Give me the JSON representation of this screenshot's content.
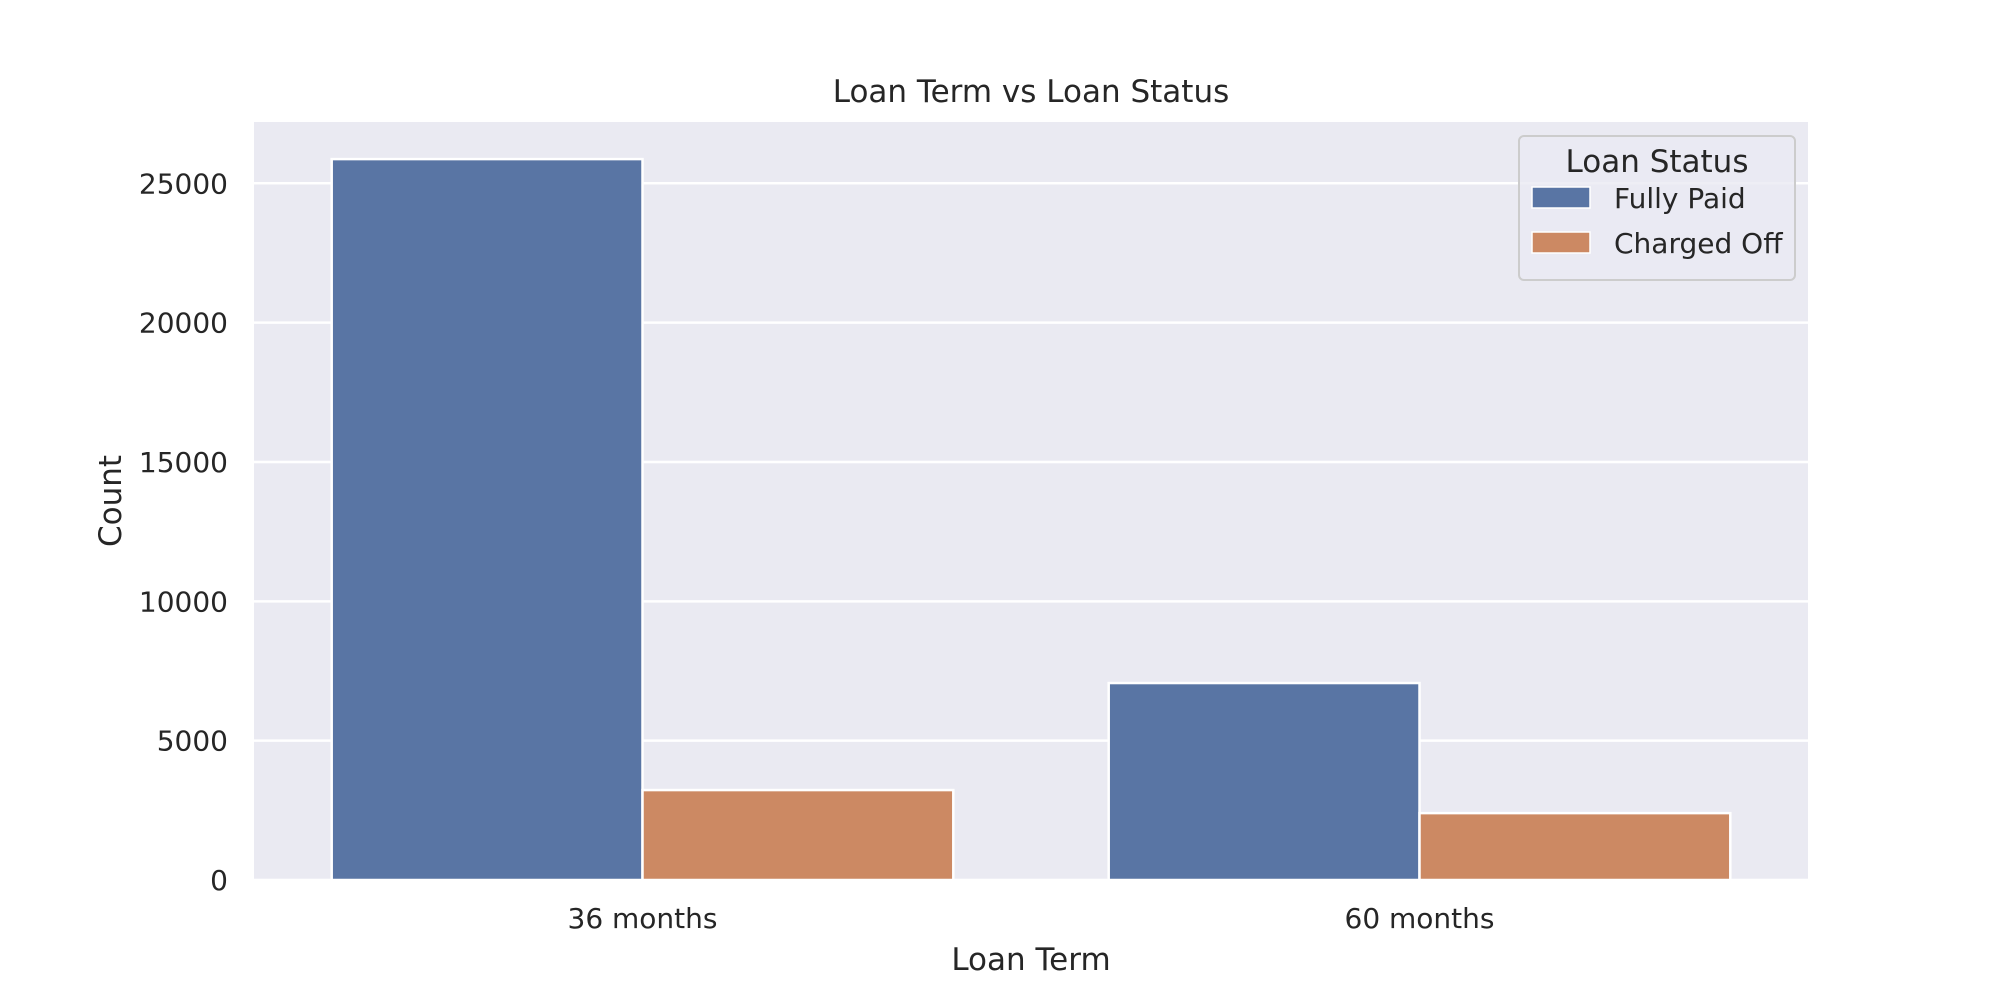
{
  "chart_data": {
    "type": "bar",
    "title": "Loan Term vs Loan Status",
    "xlabel": "Loan Term",
    "ylabel": "Count",
    "categories": [
      "36 months",
      "60 months"
    ],
    "series": [
      {
        "name": "Fully Paid",
        "values": [
          25869,
          7068
        ],
        "color": "#5975a4"
      },
      {
        "name": "Charged Off",
        "values": [
          3227,
          2400
        ],
        "color": "#cc8963"
      }
    ],
    "ylim": [
      0,
      27200
    ],
    "yticks": [
      0,
      5000,
      10000,
      15000,
      20000,
      25000
    ],
    "ytick_labels": [
      "0",
      "5000",
      "10000",
      "15000",
      "20000",
      "25000"
    ],
    "grid": true,
    "background_color": "#eaeaf2",
    "legend": {
      "title": "Loan Status",
      "position": "top-right"
    }
  }
}
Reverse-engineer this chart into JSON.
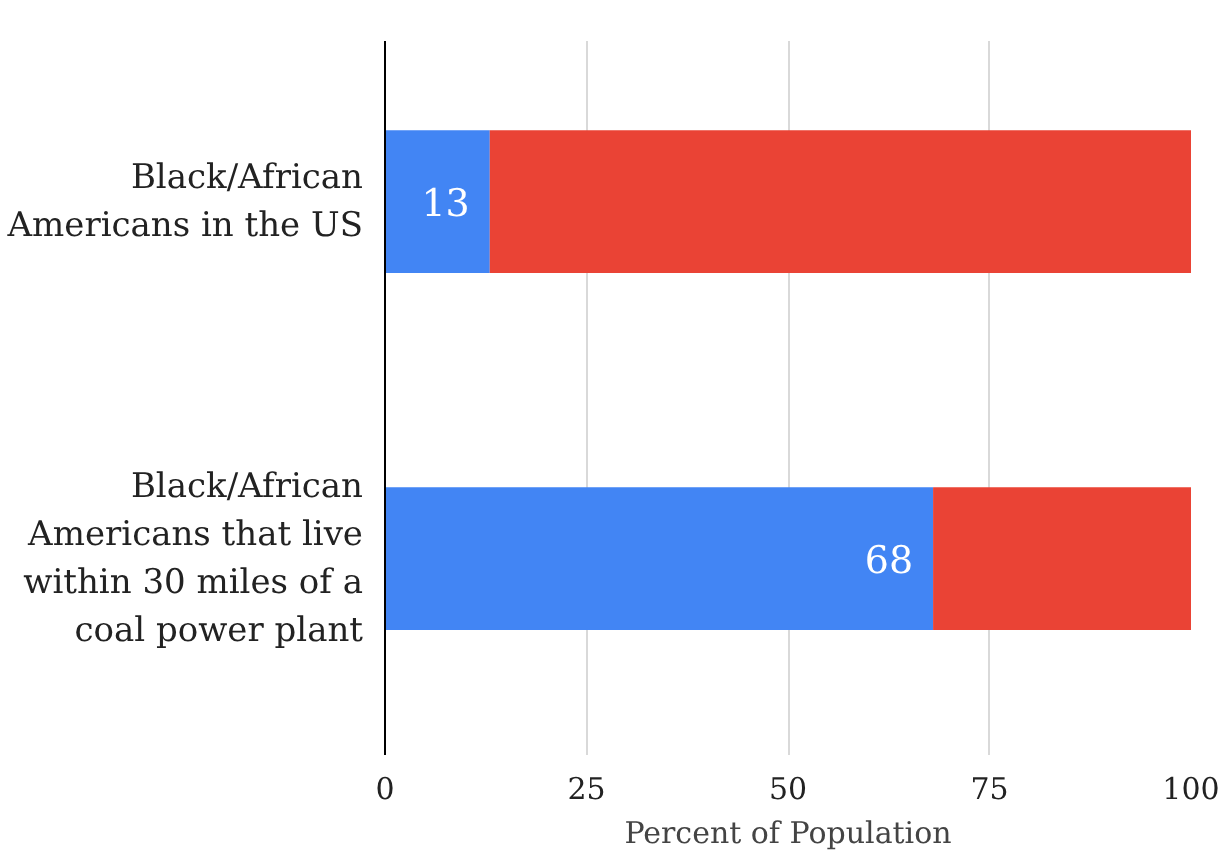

****

Output each line exactly; omit every picture.

** Solution for this exercise **
Give me the JSON representation of this screenshot's content.
{
  "chart_data": {
    "type": "bar",
    "title": "Loan Term vs Loan Status",
    "xlabel": "Loan Term",
    "ylabel": "Count",
    "categories": [
      "36 months",
      "60 months"
    ],
    "series": [
      {
        "name": "Fully Paid",
        "values": [
          25869,
          7068
        ],
        "color": "#5975a4"
      },
      {
        "name": "Charged Off",
        "values": [
          3227,
          2400
        ],
        "color": "#cc8963"
      }
    ],
    "ylim": [
      0,
      27200
    ],
    "yticks": [
      0,
      5000,
      10000,
      15000,
      20000,
      25000
    ],
    "ytick_labels": [
      "0",
      "5000",
      "10000",
      "15000",
      "20000",
      "25000"
    ],
    "grid": true,
    "background_color": "#eaeaf2",
    "legend": {
      "title": "Loan Status",
      "position": "top-right"
    }
  }
}
Reverse-engineer this chart into JSON.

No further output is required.